Text

All my pups got to run off leash, but on checkcords, as soon as possible. 
Some would not venture to far, maybe 30 yards out. June would back track if she couldn't see me on the path. Cash would sit down and howl, if he thought he lost me. 
Lucy with her big range, and high drive would forget you even existed.
That little pup could be 100 yards out, chasing anything that moved.
Keep in mind she was bred to run big, and was field trial lines top bottom and sideways. I have not came across many Vizslas with her drive, and range. I had to run her where there was no water, and she learned I had the only water. Also carried birds in my bag. Get her attention by calling out Hey, Hey, Hey. Then toss a bird in the air, when she looked my way. I ecollar conditioned her at 5 months old.
Shine has lots of drive, and runs bigger than most. But she still wanted to know where you are. 
My other Vizslas came to me as adults.


----------



## gunnr (Aug 14, 2009)

I'm glad it worked out for you. As he gets older, he will range out more
I'm still a big advocate of the check cord. It's been an essential dog training tool for centuries. A check cord only cost a few dollars. Chasing down a frightened, inexperienced, puppy is not fun. 
Each dog will find it's range. As with Texasred, I also had a big running girl and she was not going to check back on you. Once she was off, she was off, and it was up to you to keep up. It took a lot to control her in the woods.

Instruction A
Give the part of the records that opens with their first line and closes with the line containing "x-tick-label: 2003 — [196, 454, 227, 468]" as a Markdown table with the columns Row and Entry, leaving out blank lines.
The text and the records have nothing to do with each other.

Source records

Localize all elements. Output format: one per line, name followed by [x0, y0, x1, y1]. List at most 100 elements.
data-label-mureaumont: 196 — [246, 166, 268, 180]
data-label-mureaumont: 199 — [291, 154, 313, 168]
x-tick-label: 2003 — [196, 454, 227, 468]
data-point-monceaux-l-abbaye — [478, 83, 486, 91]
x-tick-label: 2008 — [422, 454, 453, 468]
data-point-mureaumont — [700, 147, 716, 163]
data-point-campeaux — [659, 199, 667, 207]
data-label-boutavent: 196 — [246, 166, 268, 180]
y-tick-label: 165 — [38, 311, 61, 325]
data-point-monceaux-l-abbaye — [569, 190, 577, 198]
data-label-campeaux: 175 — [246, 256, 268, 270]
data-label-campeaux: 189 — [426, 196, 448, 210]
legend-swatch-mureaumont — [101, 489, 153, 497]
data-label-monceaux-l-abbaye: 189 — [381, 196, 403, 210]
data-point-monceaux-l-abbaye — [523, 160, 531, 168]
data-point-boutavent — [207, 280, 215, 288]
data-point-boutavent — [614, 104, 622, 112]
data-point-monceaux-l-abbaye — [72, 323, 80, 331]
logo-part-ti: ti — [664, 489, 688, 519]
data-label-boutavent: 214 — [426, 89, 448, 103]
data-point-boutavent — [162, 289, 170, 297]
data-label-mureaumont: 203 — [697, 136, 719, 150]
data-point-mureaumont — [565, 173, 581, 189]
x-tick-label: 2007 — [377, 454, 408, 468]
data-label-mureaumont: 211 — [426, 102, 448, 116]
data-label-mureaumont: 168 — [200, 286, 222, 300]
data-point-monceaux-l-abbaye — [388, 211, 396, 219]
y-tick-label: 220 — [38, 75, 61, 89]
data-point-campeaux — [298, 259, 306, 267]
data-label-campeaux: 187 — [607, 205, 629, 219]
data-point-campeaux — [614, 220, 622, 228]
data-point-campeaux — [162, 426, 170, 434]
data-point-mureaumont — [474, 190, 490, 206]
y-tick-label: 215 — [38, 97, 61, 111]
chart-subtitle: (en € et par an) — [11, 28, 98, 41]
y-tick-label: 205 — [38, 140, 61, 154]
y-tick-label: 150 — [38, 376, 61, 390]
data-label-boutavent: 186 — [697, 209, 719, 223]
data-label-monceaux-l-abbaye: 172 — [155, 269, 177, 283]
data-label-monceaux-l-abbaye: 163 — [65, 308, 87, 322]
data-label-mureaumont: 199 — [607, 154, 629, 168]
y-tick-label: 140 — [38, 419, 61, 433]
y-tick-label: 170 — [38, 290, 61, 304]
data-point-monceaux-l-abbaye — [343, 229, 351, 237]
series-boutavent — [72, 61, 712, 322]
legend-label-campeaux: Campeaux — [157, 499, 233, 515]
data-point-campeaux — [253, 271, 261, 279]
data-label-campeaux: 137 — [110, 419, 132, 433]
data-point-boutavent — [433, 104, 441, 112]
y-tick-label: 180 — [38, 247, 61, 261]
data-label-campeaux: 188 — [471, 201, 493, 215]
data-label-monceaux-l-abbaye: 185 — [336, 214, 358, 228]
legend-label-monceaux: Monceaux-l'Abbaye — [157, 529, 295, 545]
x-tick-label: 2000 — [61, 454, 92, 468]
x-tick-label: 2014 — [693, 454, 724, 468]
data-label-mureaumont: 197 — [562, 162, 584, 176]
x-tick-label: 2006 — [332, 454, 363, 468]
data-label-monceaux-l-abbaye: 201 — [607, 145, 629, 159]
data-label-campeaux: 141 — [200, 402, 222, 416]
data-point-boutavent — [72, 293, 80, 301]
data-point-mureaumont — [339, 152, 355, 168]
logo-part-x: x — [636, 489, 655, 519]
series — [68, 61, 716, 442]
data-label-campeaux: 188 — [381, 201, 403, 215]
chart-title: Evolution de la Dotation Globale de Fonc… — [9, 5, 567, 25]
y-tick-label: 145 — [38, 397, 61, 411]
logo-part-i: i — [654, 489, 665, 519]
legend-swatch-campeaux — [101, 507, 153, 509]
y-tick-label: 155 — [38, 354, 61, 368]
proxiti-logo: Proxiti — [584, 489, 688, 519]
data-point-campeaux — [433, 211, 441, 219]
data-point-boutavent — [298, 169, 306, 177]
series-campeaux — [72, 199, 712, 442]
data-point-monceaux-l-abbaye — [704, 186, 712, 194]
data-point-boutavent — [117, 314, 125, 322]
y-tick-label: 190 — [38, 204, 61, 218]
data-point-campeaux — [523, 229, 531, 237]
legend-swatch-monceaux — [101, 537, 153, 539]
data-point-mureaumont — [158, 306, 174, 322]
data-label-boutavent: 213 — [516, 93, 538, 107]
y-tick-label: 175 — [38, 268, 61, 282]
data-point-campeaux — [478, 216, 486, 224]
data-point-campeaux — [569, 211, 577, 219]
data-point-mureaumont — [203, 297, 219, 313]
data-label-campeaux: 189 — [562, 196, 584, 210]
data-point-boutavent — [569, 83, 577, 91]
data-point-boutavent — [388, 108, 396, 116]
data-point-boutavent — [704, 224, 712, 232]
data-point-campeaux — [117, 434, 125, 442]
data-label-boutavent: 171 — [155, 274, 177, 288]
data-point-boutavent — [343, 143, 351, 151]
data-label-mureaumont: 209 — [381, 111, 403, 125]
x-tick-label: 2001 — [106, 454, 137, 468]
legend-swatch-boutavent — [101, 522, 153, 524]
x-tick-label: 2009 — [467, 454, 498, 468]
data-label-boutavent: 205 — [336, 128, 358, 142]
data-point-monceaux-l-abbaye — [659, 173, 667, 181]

Instruction B
Write out the part of the Vizsla text that opens with the words "Keep in mind" and closes with "me as adults.".

Exercise response A
| Row | Entry |
|---|---|
| 1 | Localize all elements. Output format: one per line, name followed by [x0, y0, x1, y1]. List at most 100 elements. |
| 2 | data-label-mureaumont: 196 — [246, 166, 268, 180] |
| 3 | data-label-mureaumont: 199 — [291, 154, 313, 168] |
| 4 | x-tick-label: 2003 — [196, 454, 227, 468] |

Exercise response B
Keep in mind she was bred to run big, and was field trial lines top bottom and sideways. I have not came across many Vizslas with her drive, and range. I had to run her where there was no water, and she learned I had the only water. Also carried birds in my bag. Get her attention by calling out Hey, Hey, Hey. Then toss a bird in the air, when she looked my way. I ecollar conditioned her at 5 months old.
Shine has lots of drive, and runs bigger than most. But she still wanted to know where you are. 
My other Vizslas came to me as adults.